SHORT EXERCISE
Without altering anything, output the material below.

Figure data in JSON:

*-*-*

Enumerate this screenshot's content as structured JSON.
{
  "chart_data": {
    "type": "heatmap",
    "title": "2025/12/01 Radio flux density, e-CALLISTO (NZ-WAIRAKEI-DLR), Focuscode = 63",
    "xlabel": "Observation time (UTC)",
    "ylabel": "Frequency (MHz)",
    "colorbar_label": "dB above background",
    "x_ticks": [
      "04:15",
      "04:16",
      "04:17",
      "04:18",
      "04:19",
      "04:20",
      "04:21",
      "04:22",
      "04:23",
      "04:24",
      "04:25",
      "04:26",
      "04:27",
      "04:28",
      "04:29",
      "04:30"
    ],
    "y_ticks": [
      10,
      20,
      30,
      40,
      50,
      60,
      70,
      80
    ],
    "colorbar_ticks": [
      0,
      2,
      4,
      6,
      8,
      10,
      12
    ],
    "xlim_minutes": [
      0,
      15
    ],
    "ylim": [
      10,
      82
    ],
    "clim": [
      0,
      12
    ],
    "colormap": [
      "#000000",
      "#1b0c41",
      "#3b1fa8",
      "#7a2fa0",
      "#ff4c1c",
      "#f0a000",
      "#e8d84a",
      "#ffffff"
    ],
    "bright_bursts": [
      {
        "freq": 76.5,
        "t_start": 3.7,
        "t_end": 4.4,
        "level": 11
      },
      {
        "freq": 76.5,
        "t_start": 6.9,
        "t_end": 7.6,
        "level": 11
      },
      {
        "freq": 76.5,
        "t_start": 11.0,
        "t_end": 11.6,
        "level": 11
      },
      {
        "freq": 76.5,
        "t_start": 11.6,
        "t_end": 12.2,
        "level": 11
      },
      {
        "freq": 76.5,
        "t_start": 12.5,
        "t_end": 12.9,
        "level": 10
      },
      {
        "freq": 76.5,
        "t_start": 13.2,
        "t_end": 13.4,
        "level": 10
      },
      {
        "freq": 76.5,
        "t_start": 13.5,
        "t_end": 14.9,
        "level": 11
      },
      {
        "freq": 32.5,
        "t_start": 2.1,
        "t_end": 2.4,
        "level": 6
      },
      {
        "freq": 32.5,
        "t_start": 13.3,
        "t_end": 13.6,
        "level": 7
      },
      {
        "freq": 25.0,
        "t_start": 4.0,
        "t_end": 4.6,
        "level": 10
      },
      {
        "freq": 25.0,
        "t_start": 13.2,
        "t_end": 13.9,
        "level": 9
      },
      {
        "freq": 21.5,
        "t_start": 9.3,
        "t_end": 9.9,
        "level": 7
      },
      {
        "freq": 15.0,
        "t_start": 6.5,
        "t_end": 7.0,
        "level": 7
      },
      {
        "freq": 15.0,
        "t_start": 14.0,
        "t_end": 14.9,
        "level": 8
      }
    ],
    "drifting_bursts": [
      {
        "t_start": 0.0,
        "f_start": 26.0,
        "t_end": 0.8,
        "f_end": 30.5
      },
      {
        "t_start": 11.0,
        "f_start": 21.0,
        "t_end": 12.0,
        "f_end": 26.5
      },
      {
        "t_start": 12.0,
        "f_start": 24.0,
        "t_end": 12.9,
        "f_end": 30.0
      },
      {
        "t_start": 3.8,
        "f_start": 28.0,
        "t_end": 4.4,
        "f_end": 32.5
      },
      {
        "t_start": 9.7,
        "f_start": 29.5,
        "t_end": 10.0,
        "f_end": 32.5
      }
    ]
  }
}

*-*-*

SOLUTION FOR THIS TASK
Enumerate this screenshot's content as structured JSON.
{
  "chart_data": {
    "type": "heatmap",
    "title": "2025/12/01 Radio flux density, e-CALLISTO (NZ-WAIRAKEI-DLR), Focuscode = 63",
    "xlabel": "Observation time (UTC)",
    "ylabel": "Frequency (MHz)",
    "colorbar_label": "dB above background",
    "x_ticks": [
      "04:15",
      "04:16",
      "04:17",
      "04:18",
      "04:19",
      "04:20",
      "04:21",
      "04:22",
      "04:23",
      "04:24",
      "04:25",
      "04:26",
      "04:27",
      "04:28",
      "04:29",
      "04:30"
    ],
    "y_ticks": [
      10,
      20,
      30,
      40,
      50,
      60,
      70,
      80
    ],
    "colorbar_ticks": [
      0,
      2,
      4,
      6,
      8,
      10,
      12
    ],
    "xlim_minutes": [
      0,
      15
    ],
    "ylim": [
      10,
      82
    ],
    "clim": [
      0,
      12
    ],
    "colormap": [
      "#000000",
      "#1b0c41",
      "#3b1fa8",
      "#7a2fa0",
      "#ff4c1c",
      "#f0a000",
      "#e8d84a",
      "#ffffff"
    ],
    "bright_bursts": [
      {
        "freq": 76.5,
        "t_start": 3.7,
        "t_end": 4.4,
        "level": 11
      },
      {
        "freq": 76.5,
        "t_start": 6.9,
        "t_end": 7.6,
        "level": 11
      },
      {
        "freq": 76.5,
        "t_start": 11.0,
        "t_end": 11.6,
        "level": 11
      },
      {
        "freq": 76.5,
        "t_start": 11.6,
        "t_end": 12.2,
        "level": 11
      },
      {
        "freq": 76.5,
        "t_start": 12.5,
        "t_end": 12.9,
        "level": 10
      },
      {
        "freq": 76.5,
        "t_start": 13.2,
        "t_end": 13.4,
        "level": 10
      },
      {
        "freq": 76.5,
        "t_start": 13.5,
        "t_end": 14.9,
        "level": 11
      },
      {
        "freq": 32.5,
        "t_start": 2.1,
        "t_end": 2.4,
        "level": 6
      },
      {
        "freq": 32.5,
        "t_start": 13.3,
        "t_end": 13.6,
        "level": 7
      },
      {
        "freq": 25.0,
        "t_start": 4.0,
        "t_end": 4.6,
        "level": 10
      },
      {
        "freq": 25.0,
        "t_start": 13.2,
        "t_end": 13.9,
        "level": 9
      },
      {
        "freq": 21.5,
        "t_start": 9.3,
        "t_end": 9.9,
        "level": 7
      },
      {
        "freq": 15.0,
        "t_start": 6.5,
        "t_end": 7.0,
        "level": 7
      },
      {
        "freq": 15.0,
        "t_start": 14.0,
        "t_end": 14.9,
        "level": 8
      }
    ],
    "drifting_bursts": [
      {
        "t_start": 0.0,
        "f_start": 26.0,
        "t_end": 0.8,
        "f_end": 30.5
      },
      {
        "t_start": 11.0,
        "f_start": 21.0,
        "t_end": 12.0,
        "f_end": 26.5
      },
      {
        "t_start": 12.0,
        "f_start": 24.0,
        "t_end": 12.9,
        "f_end": 30.0
      },
      {
        "t_start": 3.8,
        "f_start": 28.0,
        "t_end": 4.4,
        "f_end": 32.5
      },
      {
        "t_start": 9.7,
        "f_start": 29.5,
        "t_end": 10.0,
        "f_end": 32.5
      }
    ]
  }
}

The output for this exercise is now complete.